◆ **What the exercise asks**: Copy each line of the entries that contains the word "have".

◆ **Input**:
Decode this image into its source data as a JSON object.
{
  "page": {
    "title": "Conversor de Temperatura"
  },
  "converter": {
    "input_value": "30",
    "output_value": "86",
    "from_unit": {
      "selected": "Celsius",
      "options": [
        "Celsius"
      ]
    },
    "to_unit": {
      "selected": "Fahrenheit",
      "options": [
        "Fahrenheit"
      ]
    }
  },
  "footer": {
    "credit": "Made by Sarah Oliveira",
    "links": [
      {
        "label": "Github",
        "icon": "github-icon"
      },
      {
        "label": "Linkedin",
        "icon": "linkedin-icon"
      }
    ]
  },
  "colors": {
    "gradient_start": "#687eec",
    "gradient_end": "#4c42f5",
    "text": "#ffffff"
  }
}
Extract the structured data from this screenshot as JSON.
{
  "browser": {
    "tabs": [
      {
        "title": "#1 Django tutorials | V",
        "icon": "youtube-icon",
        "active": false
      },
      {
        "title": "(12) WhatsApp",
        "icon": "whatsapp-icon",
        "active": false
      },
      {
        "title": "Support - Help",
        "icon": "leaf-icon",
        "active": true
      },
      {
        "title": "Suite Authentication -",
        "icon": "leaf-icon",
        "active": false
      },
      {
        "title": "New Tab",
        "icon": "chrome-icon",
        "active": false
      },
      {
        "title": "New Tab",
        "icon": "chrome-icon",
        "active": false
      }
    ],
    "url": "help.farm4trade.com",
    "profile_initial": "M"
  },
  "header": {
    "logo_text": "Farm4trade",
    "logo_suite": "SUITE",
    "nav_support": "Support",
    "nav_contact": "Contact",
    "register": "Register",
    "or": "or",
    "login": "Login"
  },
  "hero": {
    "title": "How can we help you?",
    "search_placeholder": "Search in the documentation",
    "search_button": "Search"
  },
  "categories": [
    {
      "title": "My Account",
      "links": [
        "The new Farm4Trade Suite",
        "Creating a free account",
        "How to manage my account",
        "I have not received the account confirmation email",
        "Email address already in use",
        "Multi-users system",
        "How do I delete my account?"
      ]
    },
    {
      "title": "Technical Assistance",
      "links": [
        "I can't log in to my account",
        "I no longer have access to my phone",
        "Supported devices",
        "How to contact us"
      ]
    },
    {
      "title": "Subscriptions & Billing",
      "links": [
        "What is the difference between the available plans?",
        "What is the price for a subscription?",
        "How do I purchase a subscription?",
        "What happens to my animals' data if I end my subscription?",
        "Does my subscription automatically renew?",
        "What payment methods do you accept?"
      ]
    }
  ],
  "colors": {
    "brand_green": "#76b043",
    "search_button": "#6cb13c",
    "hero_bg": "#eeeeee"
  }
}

◆ **Final result**:
        "I have not received the account confirmation email",
        "I no longer have access to my phone",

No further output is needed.